EXERCISE INSTRUCTIONS
The entries below should be transcribed in their entirety, exactly as written.

─── SUPPLIED DATA ───

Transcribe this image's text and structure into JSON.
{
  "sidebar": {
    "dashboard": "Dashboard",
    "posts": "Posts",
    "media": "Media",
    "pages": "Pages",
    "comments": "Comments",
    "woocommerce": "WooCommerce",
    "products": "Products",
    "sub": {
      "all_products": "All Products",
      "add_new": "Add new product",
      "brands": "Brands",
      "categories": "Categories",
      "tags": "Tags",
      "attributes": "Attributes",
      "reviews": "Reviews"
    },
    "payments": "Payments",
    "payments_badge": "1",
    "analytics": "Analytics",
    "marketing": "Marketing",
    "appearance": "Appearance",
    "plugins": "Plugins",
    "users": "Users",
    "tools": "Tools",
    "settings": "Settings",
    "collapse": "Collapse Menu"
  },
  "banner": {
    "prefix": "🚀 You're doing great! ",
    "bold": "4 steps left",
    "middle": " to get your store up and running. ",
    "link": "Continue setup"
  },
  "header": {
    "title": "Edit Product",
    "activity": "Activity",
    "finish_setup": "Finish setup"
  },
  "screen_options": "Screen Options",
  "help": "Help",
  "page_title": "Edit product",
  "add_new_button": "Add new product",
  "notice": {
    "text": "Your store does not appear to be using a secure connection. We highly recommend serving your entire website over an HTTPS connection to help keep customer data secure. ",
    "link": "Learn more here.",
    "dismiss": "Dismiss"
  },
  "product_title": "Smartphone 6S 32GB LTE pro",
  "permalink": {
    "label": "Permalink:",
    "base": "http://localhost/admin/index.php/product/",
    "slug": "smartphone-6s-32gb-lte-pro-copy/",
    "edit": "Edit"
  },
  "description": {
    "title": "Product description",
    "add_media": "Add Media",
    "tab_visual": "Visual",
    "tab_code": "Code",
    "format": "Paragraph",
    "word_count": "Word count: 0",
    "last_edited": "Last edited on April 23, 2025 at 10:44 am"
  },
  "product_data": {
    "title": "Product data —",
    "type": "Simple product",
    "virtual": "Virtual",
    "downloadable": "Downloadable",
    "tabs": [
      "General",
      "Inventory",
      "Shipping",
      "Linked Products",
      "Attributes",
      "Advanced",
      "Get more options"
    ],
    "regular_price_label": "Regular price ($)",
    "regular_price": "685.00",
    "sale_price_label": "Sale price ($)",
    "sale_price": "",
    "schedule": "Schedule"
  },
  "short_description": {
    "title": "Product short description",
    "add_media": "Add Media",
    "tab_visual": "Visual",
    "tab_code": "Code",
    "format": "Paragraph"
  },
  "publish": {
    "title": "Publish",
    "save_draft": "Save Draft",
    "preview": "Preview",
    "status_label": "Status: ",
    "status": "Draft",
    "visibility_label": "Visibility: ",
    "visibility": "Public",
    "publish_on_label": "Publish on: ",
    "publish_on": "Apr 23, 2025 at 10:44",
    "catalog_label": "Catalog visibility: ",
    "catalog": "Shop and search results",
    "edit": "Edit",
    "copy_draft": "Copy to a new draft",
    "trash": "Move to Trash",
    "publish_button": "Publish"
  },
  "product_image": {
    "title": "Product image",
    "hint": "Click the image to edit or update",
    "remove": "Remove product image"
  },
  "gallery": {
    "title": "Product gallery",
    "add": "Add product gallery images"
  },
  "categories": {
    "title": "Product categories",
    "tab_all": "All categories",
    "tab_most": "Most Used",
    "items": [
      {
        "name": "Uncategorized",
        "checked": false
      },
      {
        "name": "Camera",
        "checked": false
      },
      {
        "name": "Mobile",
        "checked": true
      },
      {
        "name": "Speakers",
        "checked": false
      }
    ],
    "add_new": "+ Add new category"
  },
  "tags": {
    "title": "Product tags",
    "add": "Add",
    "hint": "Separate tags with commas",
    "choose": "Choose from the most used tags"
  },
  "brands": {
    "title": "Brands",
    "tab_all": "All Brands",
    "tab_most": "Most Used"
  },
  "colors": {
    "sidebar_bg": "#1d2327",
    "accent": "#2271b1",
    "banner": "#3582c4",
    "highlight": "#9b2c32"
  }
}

───

SOLUTION TO THE EXERCISE
Transcribe this image's text and structure into JSON.
{
  "sidebar": {
    "dashboard": "Dashboard",
    "posts": "Posts",
    "media": "Media",
    "pages": "Pages",
    "comments": "Comments",
    "woocommerce": "WooCommerce",
    "products": "Products",
    "sub": {
      "all_products": "All Products",
      "add_new": "Add new product",
      "brands": "Brands",
      "categories": "Categories",
      "tags": "Tags",
      "attributes": "Attributes",
      "reviews": "Reviews"
    },
    "payments": "Payments",
    "payments_badge": "1",
    "analytics": "Analytics",
    "marketing": "Marketing",
    "appearance": "Appearance",
    "plugins": "Plugins",
    "users": "Users",
    "tools": "Tools",
    "settings": "Settings",
    "collapse": "Collapse Menu"
  },
  "banner": {
    "prefix": "🚀 You're doing great! ",
    "bold": "4 steps left",
    "middle": " to get your store up and running. ",
    "link": "Continue setup"
  },
  "header": {
    "title": "Edit Product",
    "activity": "Activity",
    "finish_setup": "Finish setup"
  },
  "screen_options": "Screen Options",
  "help": "Help",
  "page_title": "Edit product",
  "add_new_button": "Add new product",
  "notice": {
    "text": "Your store does not appear to be using a secure connection. We highly recommend serving your entire website over an HTTPS connection to help keep customer data secure. ",
    "link": "Learn more here.",
    "dismiss": "Dismiss"
  },
  "product_title": "Smartphone 6S 32GB LTE pro",
  "permalink": {
    "label": "Permalink:",
    "base": "http://localhost/admin/index.php/product/",
    "slug": "smartphone-6s-32gb-lte-pro-copy/",
    "edit": "Edit"
  },
  "description": {
    "title": "Product description",
    "add_media": "Add Media",
    "tab_visual": "Visual",
    "tab_code": "Code",
    "format": "Paragraph",
    "word_count": "Word count: 0",
    "last_edited": "Last edited on April 23, 2025 at 10:44 am"
  },
  "product_data": {
    "title": "Product data —",
    "type": "Simple product",
    "virtual": "Virtual",
    "downloadable": "Downloadable",
    "tabs": [
      "General",
      "Inventory",
      "Shipping",
      "Linked Products",
      "Attributes",
      "Advanced",
      "Get more options"
    ],
    "regular_price_label": "Regular price ($)",
    "regular_price": "685.00",
    "sale_price_label": "Sale price ($)",
    "sale_price": "",
    "schedule": "Schedule"
  },
  "short_description": {
    "title": "Product short description",
    "add_media": "Add Media",
    "tab_visual": "Visual",
    "tab_code": "Code",
    "format": "Paragraph"
  },
  "publish": {
    "title": "Publish",
    "save_draft": "Save Draft",
    "preview": "Preview",
    "status_label": "Status: ",
    "status": "Draft",
    "visibility_label": "Visibility: ",
    "visibility": "Public",
    "publish_on_label": "Publish on: ",
    "publish_on": "Apr 23, 2025 at 10:44",
    "catalog_label": "Catalog visibility: ",
    "catalog": "Shop and search results",
    "edit": "Edit",
    "copy_draft": "Copy to a new draft",
    "trash": "Move to Trash",
    "publish_button": "Publish"
  },
  "product_image": {
    "title": "Product image",
    "hint": "Click the image to edit or update",
    "remove": "Remove product image"
  },
  "gallery": {
    "title": "Product gallery",
    "add": "Add product gallery images"
  },
  "categories": {
    "title": "Product categories",
    "tab_all": "All categories",
    "tab_most": "Most Used",
    "items": [
      {
        "name": "Uncategorized",
        "checked": false
      },
      {
        "name": "Camera",
        "checked": false
      },
      {
        "name": "Mobile",
        "checked": true
      },
      {
        "name": "Speakers",
        "checked": false
      }
    ],
    "add_new": "+ Add new category"
  },
  "tags": {
    "title": "Product tags",
    "add": "Add",
    "hint": "Separate tags with commas",
    "choose": "Choose from the most used tags"
  },
  "brands": {
    "title": "Brands",
    "tab_all": "All Brands",
    "tab_most": "Most Used"
  },
  "colors": {
    "sidebar_bg": "#1d2327",
    "accent": "#2271b1",
    "banner": "#3582c4",
    "highlight": "#9b2c32"
  }
}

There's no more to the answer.